#### [Source data]

────

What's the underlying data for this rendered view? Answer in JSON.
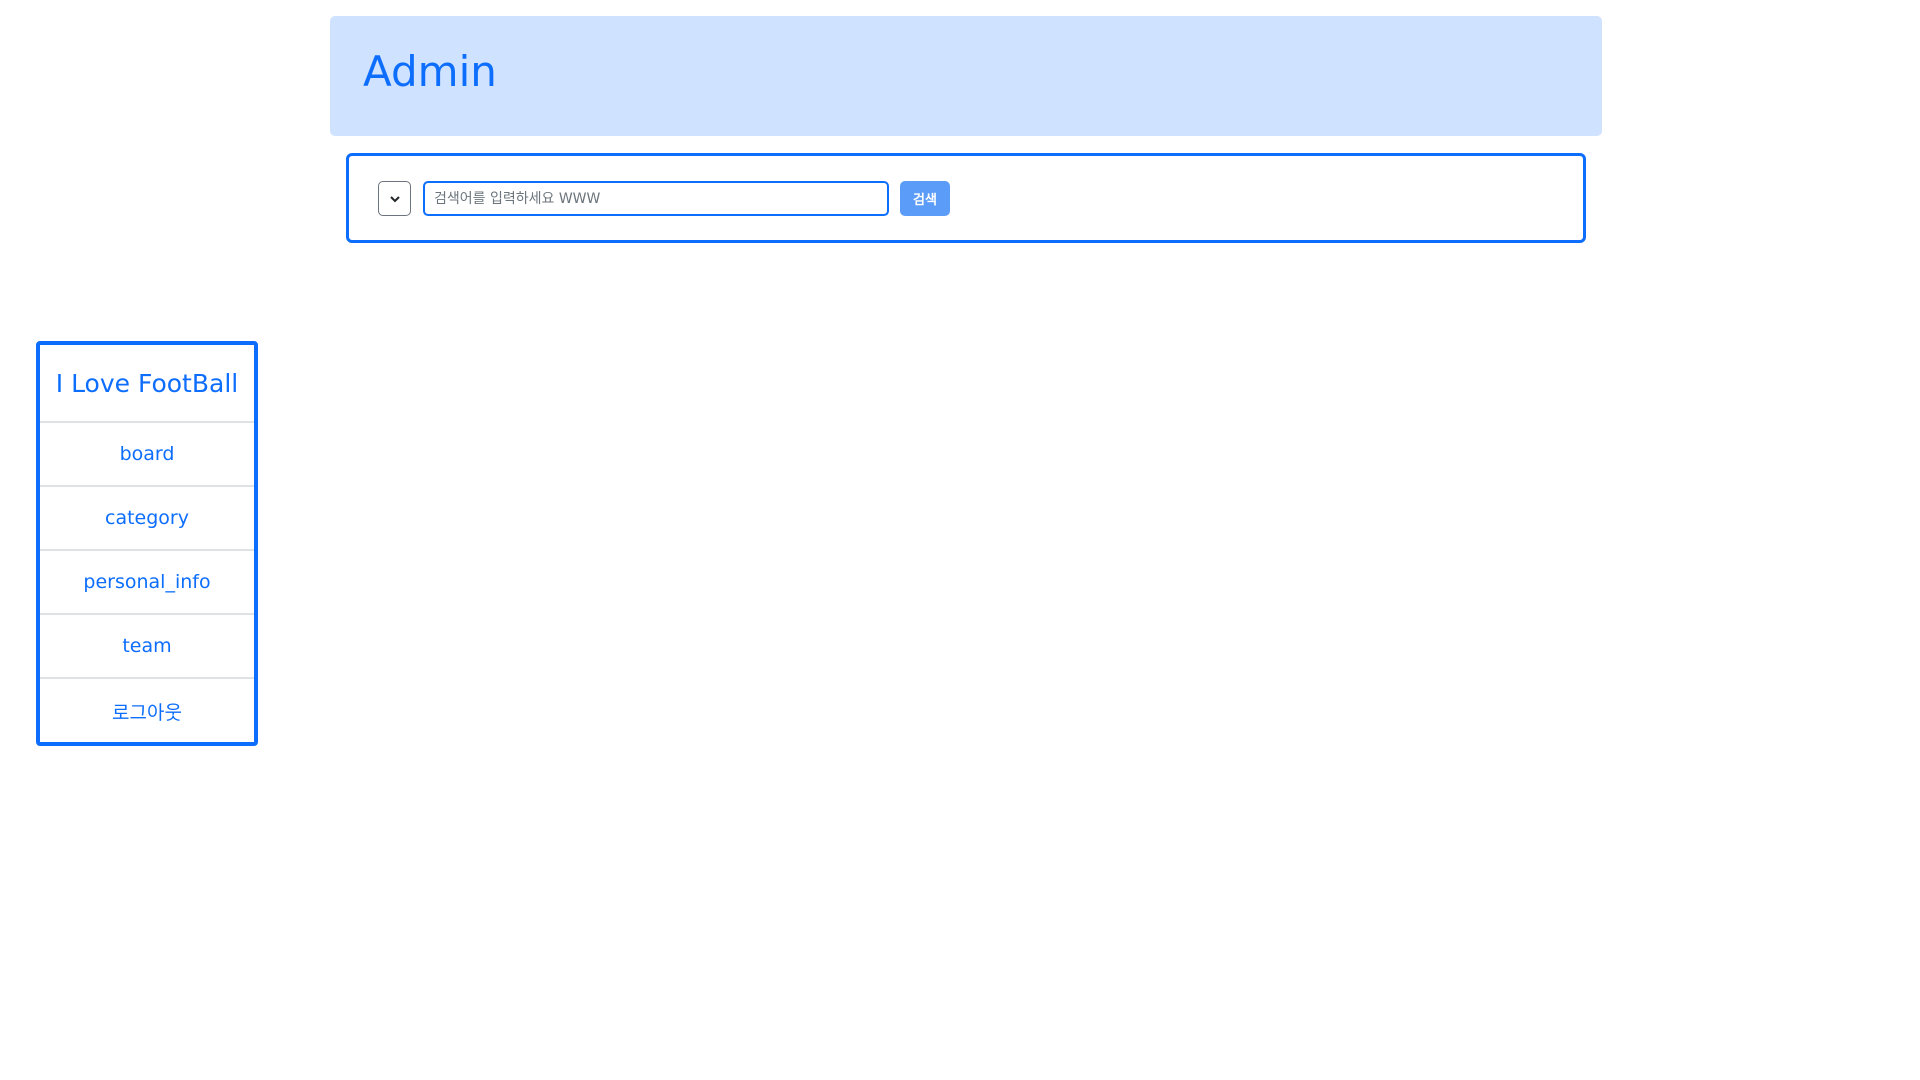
{
  "header": {
    "title": "Admin"
  },
  "search": {
    "select_value": "",
    "placeholder": "검색어를 입력하세요 WWW",
    "value": "",
    "button_label": "검색"
  },
  "sidebar": {
    "title": "I Love FootBall",
    "items": [
      {
        "label": "board"
      },
      {
        "label": "category"
      },
      {
        "label": "personal_info"
      },
      {
        "label": "team"
      },
      {
        "label": "로그아웃"
      }
    ]
  },
  "colors": {
    "accent": "#0d6efd",
    "header_bg": "#cfe2ff",
    "button_bg": "#5b9cf8"
  }
}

────

#### [INSTRUCTIONS FOR THE TASK]
Every record above should be written out again without change, except that the pictures are left out.

#### [THE SOLUTION]
What's the underlying data for this rendered view? Answer in JSON.
{
  "header": {
    "title": "Admin"
  },
  "search": {
    "select_value": "",
    "placeholder": "검색어를 입력하세요 WWW",
    "value": "",
    "button_label": "검색"
  },
  "sidebar": {
    "title": "I Love FootBall",
    "items": [
      {
        "label": "board"
      },
      {
        "label": "category"
      },
      {
        "label": "personal_info"
      },
      {
        "label": "team"
      },
      {
        "label": "로그아웃"
      }
    ]
  },
  "colors": {
    "accent": "#0d6efd",
    "header_bg": "#cfe2ff",
    "button_bg": "#5b9cf8"
  }
}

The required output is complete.